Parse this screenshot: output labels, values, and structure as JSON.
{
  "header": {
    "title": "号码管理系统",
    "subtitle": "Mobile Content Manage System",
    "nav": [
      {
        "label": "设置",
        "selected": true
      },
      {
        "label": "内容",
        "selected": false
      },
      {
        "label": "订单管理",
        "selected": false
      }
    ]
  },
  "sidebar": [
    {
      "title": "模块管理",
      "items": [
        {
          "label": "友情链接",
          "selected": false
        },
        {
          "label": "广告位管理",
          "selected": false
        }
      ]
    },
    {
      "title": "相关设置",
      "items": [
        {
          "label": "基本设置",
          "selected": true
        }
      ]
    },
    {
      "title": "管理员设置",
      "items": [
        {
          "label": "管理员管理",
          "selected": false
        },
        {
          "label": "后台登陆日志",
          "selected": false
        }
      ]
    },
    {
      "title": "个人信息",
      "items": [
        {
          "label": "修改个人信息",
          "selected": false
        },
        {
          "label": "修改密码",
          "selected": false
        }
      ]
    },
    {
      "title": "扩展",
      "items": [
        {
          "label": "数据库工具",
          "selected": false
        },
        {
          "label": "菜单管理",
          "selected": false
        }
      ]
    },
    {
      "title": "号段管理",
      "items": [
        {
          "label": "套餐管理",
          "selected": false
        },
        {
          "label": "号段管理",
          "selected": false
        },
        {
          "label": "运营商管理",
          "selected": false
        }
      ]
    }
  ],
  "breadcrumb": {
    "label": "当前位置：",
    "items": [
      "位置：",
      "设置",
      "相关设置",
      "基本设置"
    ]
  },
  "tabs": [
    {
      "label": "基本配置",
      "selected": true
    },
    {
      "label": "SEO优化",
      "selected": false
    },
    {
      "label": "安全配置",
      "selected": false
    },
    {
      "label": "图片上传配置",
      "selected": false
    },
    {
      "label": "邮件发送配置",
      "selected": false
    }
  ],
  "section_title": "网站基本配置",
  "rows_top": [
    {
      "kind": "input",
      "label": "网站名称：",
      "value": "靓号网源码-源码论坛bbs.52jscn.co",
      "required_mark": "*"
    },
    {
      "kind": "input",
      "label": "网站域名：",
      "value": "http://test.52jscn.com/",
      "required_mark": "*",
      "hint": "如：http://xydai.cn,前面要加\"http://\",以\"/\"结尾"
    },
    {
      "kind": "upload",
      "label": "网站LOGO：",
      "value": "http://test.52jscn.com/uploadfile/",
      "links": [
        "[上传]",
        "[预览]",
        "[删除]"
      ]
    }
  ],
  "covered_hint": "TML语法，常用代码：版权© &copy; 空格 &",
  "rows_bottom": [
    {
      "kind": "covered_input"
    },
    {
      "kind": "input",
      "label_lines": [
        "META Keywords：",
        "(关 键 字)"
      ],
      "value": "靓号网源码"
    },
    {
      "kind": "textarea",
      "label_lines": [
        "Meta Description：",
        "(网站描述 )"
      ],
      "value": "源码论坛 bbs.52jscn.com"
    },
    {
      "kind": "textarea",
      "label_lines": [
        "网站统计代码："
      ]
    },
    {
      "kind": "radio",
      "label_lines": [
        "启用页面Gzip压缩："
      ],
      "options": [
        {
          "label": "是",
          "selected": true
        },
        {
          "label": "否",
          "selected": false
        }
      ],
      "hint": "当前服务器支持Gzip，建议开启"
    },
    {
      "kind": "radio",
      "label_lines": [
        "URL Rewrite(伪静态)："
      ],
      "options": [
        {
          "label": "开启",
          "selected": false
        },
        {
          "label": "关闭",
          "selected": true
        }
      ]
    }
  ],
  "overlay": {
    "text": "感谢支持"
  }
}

-=-=-

What to do: From the material given, work out how many lines hold the string "靓号网源码"; state that number and nothing further.

Answer to this exercise: 2